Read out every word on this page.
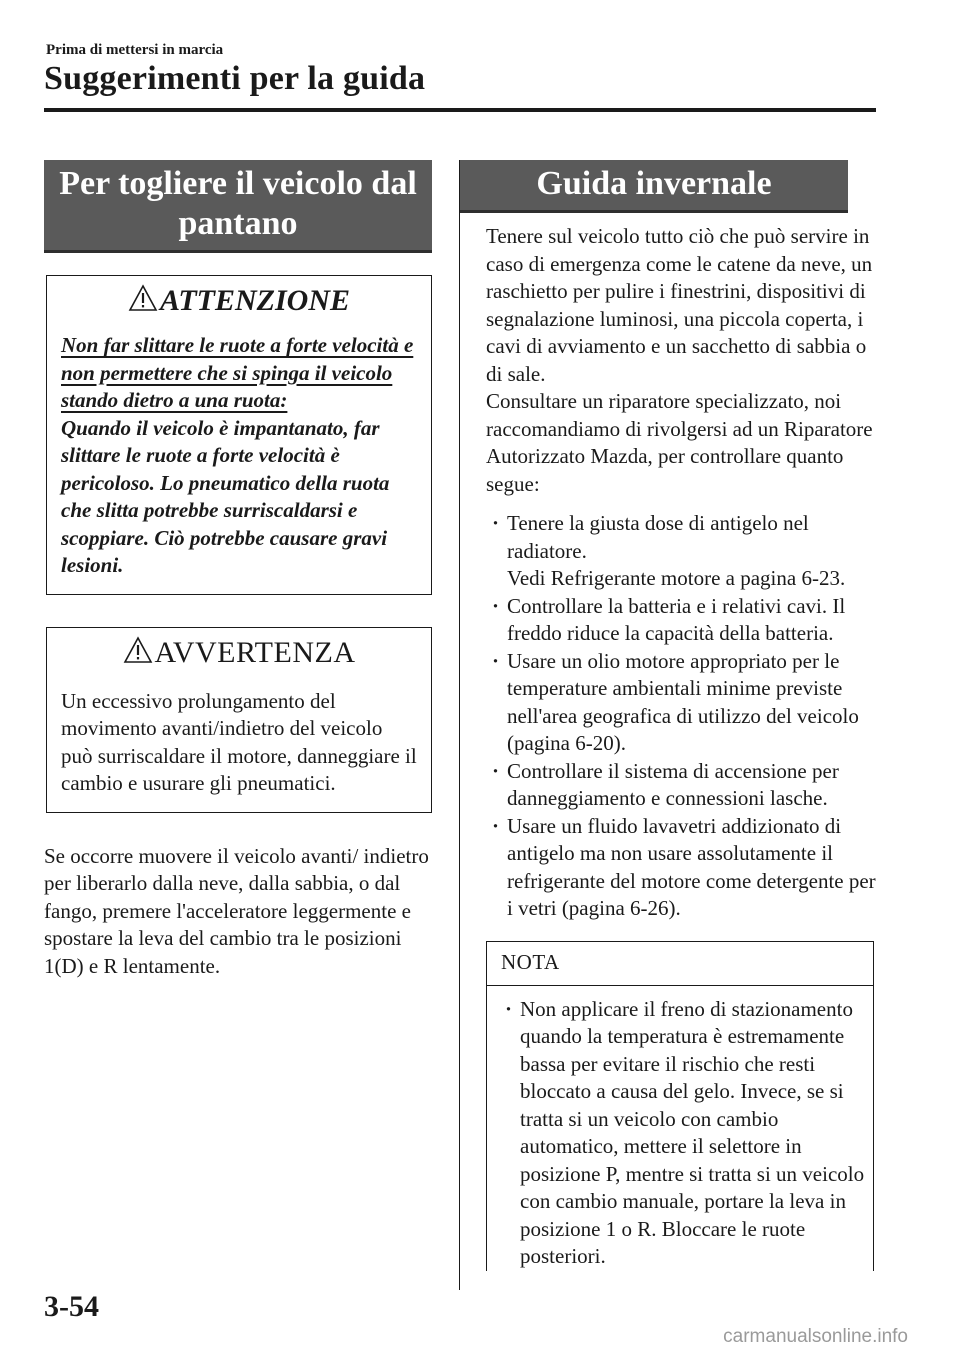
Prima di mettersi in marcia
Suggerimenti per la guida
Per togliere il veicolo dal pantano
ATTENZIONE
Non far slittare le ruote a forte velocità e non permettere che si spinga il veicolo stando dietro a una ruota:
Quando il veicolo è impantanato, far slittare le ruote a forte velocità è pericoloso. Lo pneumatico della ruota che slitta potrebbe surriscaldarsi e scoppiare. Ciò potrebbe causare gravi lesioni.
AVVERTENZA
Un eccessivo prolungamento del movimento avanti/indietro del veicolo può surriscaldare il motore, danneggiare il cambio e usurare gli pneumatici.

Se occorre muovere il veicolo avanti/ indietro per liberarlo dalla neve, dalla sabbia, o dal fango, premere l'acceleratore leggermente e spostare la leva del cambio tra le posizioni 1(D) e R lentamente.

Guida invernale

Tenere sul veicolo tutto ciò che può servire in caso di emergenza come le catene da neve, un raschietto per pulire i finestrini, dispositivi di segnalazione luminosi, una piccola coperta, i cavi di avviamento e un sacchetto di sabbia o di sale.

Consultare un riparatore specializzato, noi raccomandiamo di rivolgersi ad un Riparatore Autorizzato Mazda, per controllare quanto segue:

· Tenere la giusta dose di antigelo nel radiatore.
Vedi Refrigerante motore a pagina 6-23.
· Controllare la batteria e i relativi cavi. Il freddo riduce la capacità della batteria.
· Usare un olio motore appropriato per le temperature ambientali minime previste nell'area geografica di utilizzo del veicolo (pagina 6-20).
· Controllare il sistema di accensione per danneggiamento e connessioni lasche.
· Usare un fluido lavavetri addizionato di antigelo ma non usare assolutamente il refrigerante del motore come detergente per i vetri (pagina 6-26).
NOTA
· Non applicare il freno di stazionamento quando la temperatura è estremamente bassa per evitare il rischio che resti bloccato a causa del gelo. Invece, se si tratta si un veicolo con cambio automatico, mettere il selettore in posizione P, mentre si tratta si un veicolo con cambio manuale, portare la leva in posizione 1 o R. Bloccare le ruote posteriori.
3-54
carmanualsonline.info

---

▶ **What is expected**
What is needed is an exact reproduction of the data, pictures excluded.

▶ **Response for this exercise**
Read out every word on this page.
Prima di mettersi in marcia
Suggerimenti per la guida
Per togliere il veicolo dal pantano
ATTENZIONE
Non far slittare le ruote a forte velocità e non permettere che si spinga il veicolo stando dietro a una ruota:
Quando il veicolo è impantanato, far slittare le ruote a forte velocità è pericoloso. Lo pneumatico della ruota che slitta potrebbe surriscaldarsi e scoppiare. Ciò potrebbe causare gravi lesioni.
AVVERTENZA
Un eccessivo prolungamento del movimento avanti/indietro del veicolo può surriscaldare il motore, danneggiare il cambio e usurare gli pneumatici.

Se occorre muovere il veicolo avanti/ indietro per liberarlo dalla neve, dalla sabbia, o dal fango, premere l'acceleratore leggermente e spostare la leva del cambio tra le posizioni 1(D) e R lentamente.

Guida invernale

Tenere sul veicolo tutto ciò che può servire in caso di emergenza come le catene da neve, un raschietto per pulire i finestrini, dispositivi di segnalazione luminosi, una piccola coperta, i cavi di avviamento e un sacchetto di sabbia o di sale.

Consultare un riparatore specializzato, noi raccomandiamo di rivolgersi ad un Riparatore Autorizzato Mazda, per controllare quanto segue:

· Tenere la giusta dose di antigelo nel radiatore.
Vedi Refrigerante motore a pagina 6-23.
· Controllare la batteria e i relativi cavi. Il freddo riduce la capacità della batteria.
· Usare un olio motore appropriato per le temperature ambientali minime previste nell'area geografica di utilizzo del veicolo (pagina 6-20).
· Controllare il sistema di accensione per danneggiamento e connessioni lasche.
· Usare un fluido lavavetri addizionato di antigelo ma non usare assolutamente il refrigerante del motore come detergente per i vetri (pagina 6-26).
NOTA
· Non applicare il freno di stazionamento quando la temperatura è estremamente bassa per evitare il rischio che resti bloccato a causa del gelo. Invece, se si tratta si un veicolo con cambio automatico, mettere il selettore in posizione P, mentre si tratta si un veicolo con cambio manuale, portare la leva in posizione 1 o R. Bloccare le ruote posteriori.
3-54
carmanualsonline.info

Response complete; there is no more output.